Dataset excerpts »
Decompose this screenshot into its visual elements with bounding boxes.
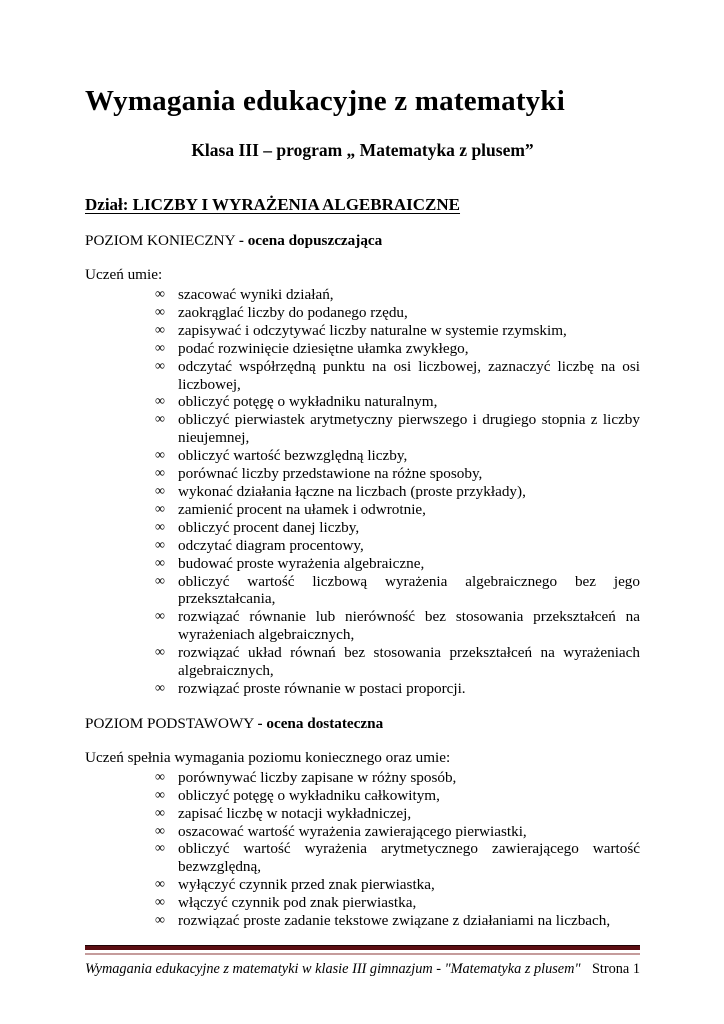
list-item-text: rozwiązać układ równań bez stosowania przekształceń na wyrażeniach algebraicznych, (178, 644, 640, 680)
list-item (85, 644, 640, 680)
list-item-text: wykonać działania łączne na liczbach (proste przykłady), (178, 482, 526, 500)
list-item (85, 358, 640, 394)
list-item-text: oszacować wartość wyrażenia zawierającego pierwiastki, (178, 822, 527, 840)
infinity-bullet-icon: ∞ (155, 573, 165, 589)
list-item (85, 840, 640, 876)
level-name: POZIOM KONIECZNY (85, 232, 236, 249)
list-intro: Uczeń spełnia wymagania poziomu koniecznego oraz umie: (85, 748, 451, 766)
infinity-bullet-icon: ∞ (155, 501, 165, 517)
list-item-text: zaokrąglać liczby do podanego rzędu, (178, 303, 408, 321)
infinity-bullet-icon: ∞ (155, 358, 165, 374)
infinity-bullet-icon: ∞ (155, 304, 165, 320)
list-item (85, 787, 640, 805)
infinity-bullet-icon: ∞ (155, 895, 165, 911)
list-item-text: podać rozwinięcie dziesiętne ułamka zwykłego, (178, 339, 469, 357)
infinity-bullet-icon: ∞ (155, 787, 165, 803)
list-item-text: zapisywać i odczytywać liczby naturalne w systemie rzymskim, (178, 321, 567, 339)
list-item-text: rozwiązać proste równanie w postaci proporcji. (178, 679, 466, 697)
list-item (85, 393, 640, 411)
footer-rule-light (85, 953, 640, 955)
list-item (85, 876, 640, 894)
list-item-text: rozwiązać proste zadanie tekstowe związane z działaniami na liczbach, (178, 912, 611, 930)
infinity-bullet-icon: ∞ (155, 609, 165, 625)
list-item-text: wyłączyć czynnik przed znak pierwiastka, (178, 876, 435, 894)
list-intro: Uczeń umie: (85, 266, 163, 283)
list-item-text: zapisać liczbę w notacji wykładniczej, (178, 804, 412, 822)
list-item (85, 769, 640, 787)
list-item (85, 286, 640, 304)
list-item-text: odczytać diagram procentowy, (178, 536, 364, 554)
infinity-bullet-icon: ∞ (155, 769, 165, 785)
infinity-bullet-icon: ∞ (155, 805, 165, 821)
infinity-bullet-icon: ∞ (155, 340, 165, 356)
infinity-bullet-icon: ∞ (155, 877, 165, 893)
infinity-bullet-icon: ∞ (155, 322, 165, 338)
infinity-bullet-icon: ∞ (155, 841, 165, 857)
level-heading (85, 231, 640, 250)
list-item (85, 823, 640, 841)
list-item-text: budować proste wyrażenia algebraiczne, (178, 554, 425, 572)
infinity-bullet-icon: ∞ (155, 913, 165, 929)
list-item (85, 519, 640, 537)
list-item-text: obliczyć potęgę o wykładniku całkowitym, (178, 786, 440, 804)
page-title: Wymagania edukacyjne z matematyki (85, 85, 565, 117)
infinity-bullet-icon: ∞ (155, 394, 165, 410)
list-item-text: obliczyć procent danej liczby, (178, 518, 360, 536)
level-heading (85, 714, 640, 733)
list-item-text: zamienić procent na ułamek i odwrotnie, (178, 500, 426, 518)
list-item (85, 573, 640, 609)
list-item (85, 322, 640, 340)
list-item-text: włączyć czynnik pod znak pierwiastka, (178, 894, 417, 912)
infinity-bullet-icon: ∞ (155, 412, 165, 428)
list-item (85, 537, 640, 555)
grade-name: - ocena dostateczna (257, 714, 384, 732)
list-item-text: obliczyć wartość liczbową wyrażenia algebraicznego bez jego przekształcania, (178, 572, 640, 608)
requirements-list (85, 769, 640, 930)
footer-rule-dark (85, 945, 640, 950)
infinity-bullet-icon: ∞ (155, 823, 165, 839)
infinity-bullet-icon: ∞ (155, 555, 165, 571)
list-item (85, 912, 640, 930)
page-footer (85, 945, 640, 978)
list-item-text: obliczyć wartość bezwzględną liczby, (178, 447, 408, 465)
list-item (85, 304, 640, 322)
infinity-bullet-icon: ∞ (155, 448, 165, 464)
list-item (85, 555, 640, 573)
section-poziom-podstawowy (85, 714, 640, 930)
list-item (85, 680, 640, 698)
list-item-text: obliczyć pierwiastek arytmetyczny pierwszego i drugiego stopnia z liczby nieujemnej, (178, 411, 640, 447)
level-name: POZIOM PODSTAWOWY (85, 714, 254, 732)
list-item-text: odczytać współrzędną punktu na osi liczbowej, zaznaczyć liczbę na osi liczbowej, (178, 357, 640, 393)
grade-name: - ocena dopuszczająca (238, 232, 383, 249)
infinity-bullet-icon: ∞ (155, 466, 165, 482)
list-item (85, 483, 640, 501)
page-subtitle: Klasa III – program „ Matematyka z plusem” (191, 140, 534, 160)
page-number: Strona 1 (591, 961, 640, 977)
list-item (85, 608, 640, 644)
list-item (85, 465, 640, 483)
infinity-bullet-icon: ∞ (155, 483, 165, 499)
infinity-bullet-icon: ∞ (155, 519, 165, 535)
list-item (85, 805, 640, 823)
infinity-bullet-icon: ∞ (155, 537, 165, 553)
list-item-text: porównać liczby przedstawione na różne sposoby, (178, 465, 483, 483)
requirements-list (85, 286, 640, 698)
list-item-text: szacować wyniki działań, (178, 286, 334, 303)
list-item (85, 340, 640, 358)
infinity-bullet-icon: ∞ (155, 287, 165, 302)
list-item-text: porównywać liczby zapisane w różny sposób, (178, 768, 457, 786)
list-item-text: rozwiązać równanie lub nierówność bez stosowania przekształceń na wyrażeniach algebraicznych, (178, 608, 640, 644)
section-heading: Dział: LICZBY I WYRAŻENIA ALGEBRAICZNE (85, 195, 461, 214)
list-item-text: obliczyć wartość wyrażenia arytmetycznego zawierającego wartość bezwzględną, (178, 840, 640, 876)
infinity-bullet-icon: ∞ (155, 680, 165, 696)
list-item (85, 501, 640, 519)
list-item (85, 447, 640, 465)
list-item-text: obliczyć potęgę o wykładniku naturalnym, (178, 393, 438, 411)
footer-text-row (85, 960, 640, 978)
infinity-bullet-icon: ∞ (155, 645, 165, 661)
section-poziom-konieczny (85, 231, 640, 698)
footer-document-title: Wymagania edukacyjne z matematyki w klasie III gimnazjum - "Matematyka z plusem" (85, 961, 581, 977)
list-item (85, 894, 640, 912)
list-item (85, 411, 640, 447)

What to produce » Copy every line of the records above verbatim, omitting the pictures.

Exercise answer »
Decompose this screenshot into its visual elements with bounding boxes.
list-item-text: rozwiązać układ równań bez stosowania przekształceń na wyrażeniach algebraicznych, (178, 644, 640, 680)
list-item (85, 644, 640, 680)
list-item-text: wykonać działania łączne na liczbach (proste przykłady), (178, 482, 526, 500)
list-item (85, 358, 640, 394)
list-item-text: oszacować wartość wyrażenia zawierającego pierwiastki, (178, 822, 527, 840)
infinity-bullet-icon: ∞ (155, 573, 165, 589)
list-item (85, 840, 640, 876)
level-name: POZIOM KONIECZNY (85, 232, 236, 249)
list-intro: Uczeń spełnia wymagania poziomu koniecznego oraz umie: (85, 748, 451, 766)
infinity-bullet-icon: ∞ (155, 501, 165, 517)
list-item-text: zaokrąglać liczby do podanego rzędu, (178, 303, 408, 321)
infinity-bullet-icon: ∞ (155, 358, 165, 374)
infinity-bullet-icon: ∞ (155, 304, 165, 320)
list-item (85, 787, 640, 805)
infinity-bullet-icon: ∞ (155, 895, 165, 911)
list-item-text: podać rozwinięcie dziesiętne ułamka zwykłego, (178, 339, 469, 357)
infinity-bullet-icon: ∞ (155, 787, 165, 803)
list-item-text: zapisywać i odczytywać liczby naturalne w systemie rzymskim, (178, 321, 567, 339)
list-item-text: rozwiązać proste równanie w postaci proporcji. (178, 679, 466, 697)
list-item (85, 393, 640, 411)
footer-rule-light (85, 953, 640, 955)
list-item (85, 876, 640, 894)
list-item-text: rozwiązać proste zadanie tekstowe związane z działaniami na liczbach, (178, 912, 611, 930)
infinity-bullet-icon: ∞ (155, 609, 165, 625)
list-item-text: wyłączyć czynnik przed znak pierwiastka, (178, 876, 435, 894)
list-intro: Uczeń umie: (85, 266, 163, 283)
list-item-text: zapisać liczbę w notacji wykładniczej, (178, 804, 412, 822)
list-item (85, 769, 640, 787)
list-item (85, 286, 640, 304)
list-item-text: odczytać diagram procentowy, (178, 536, 364, 554)
infinity-bullet-icon: ∞ (155, 769, 165, 785)
infinity-bullet-icon: ∞ (155, 805, 165, 821)
infinity-bullet-icon: ∞ (155, 340, 165, 356)
infinity-bullet-icon: ∞ (155, 877, 165, 893)
infinity-bullet-icon: ∞ (155, 322, 165, 338)
infinity-bullet-icon: ∞ (155, 841, 165, 857)
level-heading (85, 231, 640, 250)
list-item (85, 823, 640, 841)
list-item-text: budować proste wyrażenia algebraiczne, (178, 554, 425, 572)
infinity-bullet-icon: ∞ (155, 913, 165, 929)
list-item (85, 519, 640, 537)
list-item-text: obliczyć potęgę o wykładniku całkowitym, (178, 786, 440, 804)
page-title: Wymagania edukacyjne z matematyki (85, 85, 565, 117)
infinity-bullet-icon: ∞ (155, 394, 165, 410)
list-item-text: obliczyć procent danej liczby, (178, 518, 360, 536)
level-heading (85, 714, 640, 733)
list-item-text: zamienić procent na ułamek i odwrotnie, (178, 500, 426, 518)
list-item (85, 573, 640, 609)
list-item (85, 322, 640, 340)
list-item-text: włączyć czynnik pod znak pierwiastka, (178, 894, 417, 912)
infinity-bullet-icon: ∞ (155, 412, 165, 428)
list-item (85, 537, 640, 555)
grade-name: - ocena dostateczna (257, 714, 384, 732)
list-item-text: obliczyć wartość liczbową wyrażenia algebraicznego bez jego przekształcania, (178, 572, 640, 608)
requirements-list (85, 769, 640, 930)
footer-rule-dark (85, 945, 640, 950)
infinity-bullet-icon: ∞ (155, 823, 165, 839)
infinity-bullet-icon: ∞ (155, 555, 165, 571)
list-item (85, 912, 640, 930)
page-footer (85, 945, 640, 978)
list-item-text: obliczyć wartość bezwzględną liczby, (178, 447, 408, 465)
list-item (85, 304, 640, 322)
infinity-bullet-icon: ∞ (155, 448, 165, 464)
list-item (85, 555, 640, 573)
section-poziom-podstawowy (85, 714, 640, 930)
list-item (85, 680, 640, 698)
list-item-text: obliczyć pierwiastek arytmetyczny pierwszego i drugiego stopnia z liczby nieujemnej, (178, 411, 640, 447)
level-name: POZIOM PODSTAWOWY (85, 714, 254, 732)
list-item-text: odczytać współrzędną punktu na osi liczbowej, zaznaczyć liczbę na osi liczbowej, (178, 357, 640, 393)
grade-name: - ocena dopuszczająca (238, 232, 383, 249)
infinity-bullet-icon: ∞ (155, 466, 165, 482)
list-item (85, 483, 640, 501)
page-subtitle: Klasa III – program „ Matematyka z plusem” (191, 140, 534, 160)
page-number: Strona 1 (591, 961, 640, 977)
list-item (85, 608, 640, 644)
list-item (85, 465, 640, 483)
infinity-bullet-icon: ∞ (155, 483, 165, 499)
infinity-bullet-icon: ∞ (155, 519, 165, 535)
list-item (85, 805, 640, 823)
infinity-bullet-icon: ∞ (155, 537, 165, 553)
list-item-text: porównać liczby przedstawione na różne sposoby, (178, 465, 483, 483)
requirements-list (85, 286, 640, 698)
list-item-text: szacować wyniki działań, (178, 286, 334, 303)
list-item (85, 340, 640, 358)
infinity-bullet-icon: ∞ (155, 287, 165, 302)
list-item-text: porównywać liczby zapisane w różny sposób, (178, 768, 457, 786)
list-item-text: rozwiązać równanie lub nierówność bez stosowania przekształceń na wyrażeniach algebraicznych, (178, 608, 640, 644)
section-heading: Dział: LICZBY I WYRAŻENIA ALGEBRAICZNE (85, 195, 461, 214)
list-item-text: obliczyć wartość wyrażenia arytmetycznego zawierającego wartość bezwzględną, (178, 840, 640, 876)
infinity-bullet-icon: ∞ (155, 680, 165, 696)
list-item (85, 501, 640, 519)
list-item (85, 447, 640, 465)
list-item-text: obliczyć potęgę o wykładniku naturalnym, (178, 393, 438, 411)
footer-text-row (85, 960, 640, 978)
infinity-bullet-icon: ∞ (155, 645, 165, 661)
section-poziom-konieczny (85, 231, 640, 698)
footer-document-title: Wymagania edukacyjne z matematyki w klasie III gimnazjum - "Matematyka z plusem" (85, 961, 581, 977)
list-item (85, 894, 640, 912)
list-item (85, 411, 640, 447)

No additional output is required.